Task to complete ▸ Every entry that follows needs to be repeated exactly.

***** Listing *****

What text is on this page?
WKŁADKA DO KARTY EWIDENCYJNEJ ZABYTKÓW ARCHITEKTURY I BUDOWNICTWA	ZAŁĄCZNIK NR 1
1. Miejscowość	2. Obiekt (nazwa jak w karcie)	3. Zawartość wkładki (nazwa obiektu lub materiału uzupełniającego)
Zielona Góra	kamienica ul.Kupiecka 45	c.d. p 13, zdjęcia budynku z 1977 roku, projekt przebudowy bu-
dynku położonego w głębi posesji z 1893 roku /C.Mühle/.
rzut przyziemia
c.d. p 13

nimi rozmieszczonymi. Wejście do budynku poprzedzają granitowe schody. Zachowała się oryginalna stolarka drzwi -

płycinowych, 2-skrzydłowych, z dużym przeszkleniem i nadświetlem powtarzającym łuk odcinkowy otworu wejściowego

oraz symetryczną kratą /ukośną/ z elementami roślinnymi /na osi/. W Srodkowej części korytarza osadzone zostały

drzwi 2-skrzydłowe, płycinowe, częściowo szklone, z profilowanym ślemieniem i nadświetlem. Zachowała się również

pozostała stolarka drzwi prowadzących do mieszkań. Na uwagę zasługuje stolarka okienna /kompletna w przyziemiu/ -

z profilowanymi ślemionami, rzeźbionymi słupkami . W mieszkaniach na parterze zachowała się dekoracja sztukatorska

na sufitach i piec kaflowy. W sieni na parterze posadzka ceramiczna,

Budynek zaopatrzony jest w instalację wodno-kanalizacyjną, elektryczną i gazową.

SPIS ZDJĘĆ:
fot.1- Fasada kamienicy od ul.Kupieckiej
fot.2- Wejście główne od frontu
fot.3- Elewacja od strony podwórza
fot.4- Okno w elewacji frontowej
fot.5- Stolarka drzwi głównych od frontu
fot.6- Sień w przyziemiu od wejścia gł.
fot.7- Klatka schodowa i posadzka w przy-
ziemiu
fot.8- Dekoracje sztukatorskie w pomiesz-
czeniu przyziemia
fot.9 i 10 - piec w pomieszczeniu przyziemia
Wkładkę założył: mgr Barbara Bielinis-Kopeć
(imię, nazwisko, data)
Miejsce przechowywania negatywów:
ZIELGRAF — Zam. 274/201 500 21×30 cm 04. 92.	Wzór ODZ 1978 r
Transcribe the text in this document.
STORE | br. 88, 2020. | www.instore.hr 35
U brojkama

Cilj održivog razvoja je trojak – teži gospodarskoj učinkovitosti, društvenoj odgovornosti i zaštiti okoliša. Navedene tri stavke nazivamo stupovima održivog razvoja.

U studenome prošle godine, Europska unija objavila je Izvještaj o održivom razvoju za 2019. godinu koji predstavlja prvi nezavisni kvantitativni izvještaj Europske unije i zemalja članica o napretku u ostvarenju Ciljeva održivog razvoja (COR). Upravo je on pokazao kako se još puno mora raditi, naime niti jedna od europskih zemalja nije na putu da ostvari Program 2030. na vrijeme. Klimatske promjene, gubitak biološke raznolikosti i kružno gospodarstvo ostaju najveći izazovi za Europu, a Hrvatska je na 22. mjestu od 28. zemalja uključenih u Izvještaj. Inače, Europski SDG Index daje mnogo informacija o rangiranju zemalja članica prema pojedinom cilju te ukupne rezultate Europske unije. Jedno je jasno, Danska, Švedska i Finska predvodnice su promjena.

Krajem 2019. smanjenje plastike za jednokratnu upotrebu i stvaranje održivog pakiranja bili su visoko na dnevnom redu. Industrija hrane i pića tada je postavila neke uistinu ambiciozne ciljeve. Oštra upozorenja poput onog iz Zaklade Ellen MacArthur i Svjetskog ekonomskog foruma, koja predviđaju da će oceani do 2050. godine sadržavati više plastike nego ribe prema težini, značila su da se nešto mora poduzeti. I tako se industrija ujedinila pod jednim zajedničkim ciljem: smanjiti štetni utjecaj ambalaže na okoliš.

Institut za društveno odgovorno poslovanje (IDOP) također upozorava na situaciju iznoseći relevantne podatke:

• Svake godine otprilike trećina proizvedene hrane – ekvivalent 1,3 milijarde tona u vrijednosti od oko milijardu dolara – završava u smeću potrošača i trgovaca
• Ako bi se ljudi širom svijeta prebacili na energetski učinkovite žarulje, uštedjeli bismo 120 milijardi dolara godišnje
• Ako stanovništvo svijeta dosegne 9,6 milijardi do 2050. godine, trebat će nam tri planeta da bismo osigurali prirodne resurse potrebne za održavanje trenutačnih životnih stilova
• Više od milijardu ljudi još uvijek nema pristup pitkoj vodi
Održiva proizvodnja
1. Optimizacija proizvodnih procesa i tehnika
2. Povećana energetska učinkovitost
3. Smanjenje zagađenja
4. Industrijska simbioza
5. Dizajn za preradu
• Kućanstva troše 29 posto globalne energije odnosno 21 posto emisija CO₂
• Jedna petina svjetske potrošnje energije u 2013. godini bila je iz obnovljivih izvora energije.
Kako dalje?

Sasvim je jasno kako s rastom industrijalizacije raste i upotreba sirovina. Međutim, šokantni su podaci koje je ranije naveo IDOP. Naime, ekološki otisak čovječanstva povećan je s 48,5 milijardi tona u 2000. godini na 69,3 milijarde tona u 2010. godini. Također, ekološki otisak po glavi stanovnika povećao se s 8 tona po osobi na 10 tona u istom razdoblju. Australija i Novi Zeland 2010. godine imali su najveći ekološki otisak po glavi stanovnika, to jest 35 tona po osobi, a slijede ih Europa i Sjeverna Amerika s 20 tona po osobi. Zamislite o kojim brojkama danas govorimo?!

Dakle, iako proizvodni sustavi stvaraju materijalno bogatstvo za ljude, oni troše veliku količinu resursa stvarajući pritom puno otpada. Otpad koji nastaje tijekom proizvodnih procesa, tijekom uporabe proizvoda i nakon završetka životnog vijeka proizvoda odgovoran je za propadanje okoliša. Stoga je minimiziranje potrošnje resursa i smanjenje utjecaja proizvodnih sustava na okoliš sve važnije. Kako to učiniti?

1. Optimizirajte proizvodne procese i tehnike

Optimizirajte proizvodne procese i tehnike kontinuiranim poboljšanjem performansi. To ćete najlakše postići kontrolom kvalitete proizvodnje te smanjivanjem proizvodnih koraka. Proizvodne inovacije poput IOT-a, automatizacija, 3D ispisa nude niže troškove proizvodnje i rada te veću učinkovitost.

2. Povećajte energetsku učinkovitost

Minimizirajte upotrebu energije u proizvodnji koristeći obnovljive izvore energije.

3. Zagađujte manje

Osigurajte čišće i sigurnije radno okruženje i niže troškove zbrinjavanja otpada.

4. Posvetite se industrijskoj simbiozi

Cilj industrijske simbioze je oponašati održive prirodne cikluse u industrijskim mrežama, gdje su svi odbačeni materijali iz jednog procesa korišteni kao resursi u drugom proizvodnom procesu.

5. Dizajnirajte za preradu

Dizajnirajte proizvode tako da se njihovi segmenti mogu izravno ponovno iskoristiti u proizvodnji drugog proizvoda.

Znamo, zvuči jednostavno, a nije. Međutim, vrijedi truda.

*****

Written response ▸
What text is on this page?
WKŁADKA DO KARTY EWIDENCYJNEJ ZABYTKÓW ARCHITEKTURY I BUDOWNICTWA	ZAŁĄCZNIK NR 1
1. Miejscowość	2. Obiekt (nazwa jak w karcie)	3. Zawartość wkładki (nazwa obiektu lub materiału uzupełniającego)
Zielona Góra	kamienica ul.Kupiecka 45	c.d. p 13, zdjęcia budynku z 1977 roku, projekt przebudowy bu-
dynku położonego w głębi posesji z 1893 roku /C.Mühle/.
rzut przyziemia
c.d. p 13

nimi rozmieszczonymi. Wejście do budynku poprzedzają granitowe schody. Zachowała się oryginalna stolarka drzwi -

płycinowych, 2-skrzydłowych, z dużym przeszkleniem i nadświetlem powtarzającym łuk odcinkowy otworu wejściowego

oraz symetryczną kratą /ukośną/ z elementami roślinnymi /na osi/. W Srodkowej części korytarza osadzone zostały

drzwi 2-skrzydłowe, płycinowe, częściowo szklone, z profilowanym ślemieniem i nadświetlem. Zachowała się również

pozostała stolarka drzwi prowadzących do mieszkań. Na uwagę zasługuje stolarka okienna /kompletna w przyziemiu/ -

z profilowanymi ślemionami, rzeźbionymi słupkami . W mieszkaniach na parterze zachowała się dekoracja sztukatorska

na sufitach i piec kaflowy. W sieni na parterze posadzka ceramiczna,

Budynek zaopatrzony jest w instalację wodno-kanalizacyjną, elektryczną i gazową.

SPIS ZDJĘĆ:
fot.1- Fasada kamienicy od ul.Kupieckiej
fot.2- Wejście główne od frontu
fot.3- Elewacja od strony podwórza
fot.4- Okno w elewacji frontowej
fot.5- Stolarka drzwi głównych od frontu
fot.6- Sień w przyziemiu od wejścia gł.
fot.7- Klatka schodowa i posadzka w przy-
ziemiu
fot.8- Dekoracje sztukatorskie w pomiesz-
czeniu przyziemia
fot.9 i 10 - piec w pomieszczeniu przyziemia
Wkładkę założył: mgr Barbara Bielinis-Kopeć
(imię, nazwisko, data)
Miejsce przechowywania negatywów:
ZIELGRAF — Zam. 274/201 500 21×30 cm 04. 92.	Wzór ODZ 1978 r
Transcribe the text in this document.
STORE | br. 88, 2020. | www.instore.hr 35
U brojkama

Cilj održivog razvoja je trojak – teži gospodarskoj učinkovitosti, društvenoj odgovornosti i zaštiti okoliša. Navedene tri stavke nazivamo stupovima održivog razvoja.

U studenome prošle godine, Europska unija objavila je Izvještaj o održivom razvoju za 2019. godinu koji predstavlja prvi nezavisni kvantitativni izvještaj Europske unije i zemalja članica o napretku u ostvarenju Ciljeva održivog razvoja (COR). Upravo je on pokazao kako se još puno mora raditi, naime niti jedna od europskih zemalja nije na putu da ostvari Program 2030. na vrijeme. Klimatske promjene, gubitak biološke raznolikosti i kružno gospodarstvo ostaju najveći izazovi za Europu, a Hrvatska je na 22. mjestu od 28. zemalja uključenih u Izvještaj. Inače, Europski SDG Index daje mnogo informacija o rangiranju zemalja članica prema pojedinom cilju te ukupne rezultate Europske unije. Jedno je jasno, Danska, Švedska i Finska predvodnice su promjena.

Krajem 2019. smanjenje plastike za jednokratnu upotrebu i stvaranje održivog pakiranja bili su visoko na dnevnom redu. Industrija hrane i pića tada je postavila neke uistinu ambiciozne ciljeve. Oštra upozorenja poput onog iz Zaklade Ellen MacArthur i Svjetskog ekonomskog foruma, koja predviđaju da će oceani do 2050. godine sadržavati više plastike nego ribe prema težini, značila su da se nešto mora poduzeti. I tako se industrija ujedinila pod jednim zajedničkim ciljem: smanjiti štetni utjecaj ambalaže na okoliš.

Institut za društveno odgovorno poslovanje (IDOP) također upozorava na situaciju iznoseći relevantne podatke:

• Svake godine otprilike trećina proizvedene hrane – ekvivalent 1,3 milijarde tona u vrijednosti od oko milijardu dolara – završava u smeću potrošača i trgovaca
• Ako bi se ljudi širom svijeta prebacili na energetski učinkovite žarulje, uštedjeli bismo 120 milijardi dolara godišnje
• Ako stanovništvo svijeta dosegne 9,6 milijardi do 2050. godine, trebat će nam tri planeta da bismo osigurali prirodne resurse potrebne za održavanje trenutačnih životnih stilova
• Više od milijardu ljudi još uvijek nema pristup pitkoj vodi
Održiva proizvodnja
1. Optimizacija proizvodnih procesa i tehnika
2. Povećana energetska učinkovitost
3. Smanjenje zagađenja
4. Industrijska simbioza
5. Dizajn za preradu
• Kućanstva troše 29 posto globalne energije odnosno 21 posto emisija CO₂
• Jedna petina svjetske potrošnje energije u 2013. godini bila je iz obnovljivih izvora energije.
Kako dalje?

Sasvim je jasno kako s rastom industrijalizacije raste i upotreba sirovina. Međutim, šokantni su podaci koje je ranije naveo IDOP. Naime, ekološki otisak čovječanstva povećan je s 48,5 milijardi tona u 2000. godini na 69,3 milijarde tona u 2010. godini. Također, ekološki otisak po glavi stanovnika povećao se s 8 tona po osobi na 10 tona u istom razdoblju. Australija i Novi Zeland 2010. godine imali su najveći ekološki otisak po glavi stanovnika, to jest 35 tona po osobi, a slijede ih Europa i Sjeverna Amerika s 20 tona po osobi. Zamislite o kojim brojkama danas govorimo?!

Dakle, iako proizvodni sustavi stvaraju materijalno bogatstvo za ljude, oni troše veliku količinu resursa stvarajući pritom puno otpada. Otpad koji nastaje tijekom proizvodnih procesa, tijekom uporabe proizvoda i nakon završetka životnog vijeka proizvoda odgovoran je za propadanje okoliša. Stoga je minimiziranje potrošnje resursa i smanjenje utjecaja proizvodnih sustava na okoliš sve važnije. Kako to učiniti?

1. Optimizirajte proizvodne procese i tehnike

Optimizirajte proizvodne procese i tehnike kontinuiranim poboljšanjem performansi. To ćete najlakše postići kontrolom kvalitete proizvodnje te smanjivanjem proizvodnih koraka. Proizvodne inovacije poput IOT-a, automatizacija, 3D ispisa nude niže troškove proizvodnje i rada te veću učinkovitost.

2. Povećajte energetsku učinkovitost

Minimizirajte upotrebu energije u proizvodnji koristeći obnovljive izvore energije.

3. Zagađujte manje

Osigurajte čišće i sigurnije radno okruženje i niže troškove zbrinjavanja otpada.

4. Posvetite se industrijskoj simbiozi

Cilj industrijske simbioze je oponašati održive prirodne cikluse u industrijskim mrežama, gdje su svi odbačeni materijali iz jednog procesa korišteni kao resursi u drugom proizvodnom procesu.

5. Dizajnirajte za preradu

Dizajnirajte proizvode tako da se njihovi segmenti mogu izravno ponovno iskoristiti u proizvodnji drugog proizvoda.

Znamo, zvuči jednostavno, a nije. Međutim, vrijedi truda.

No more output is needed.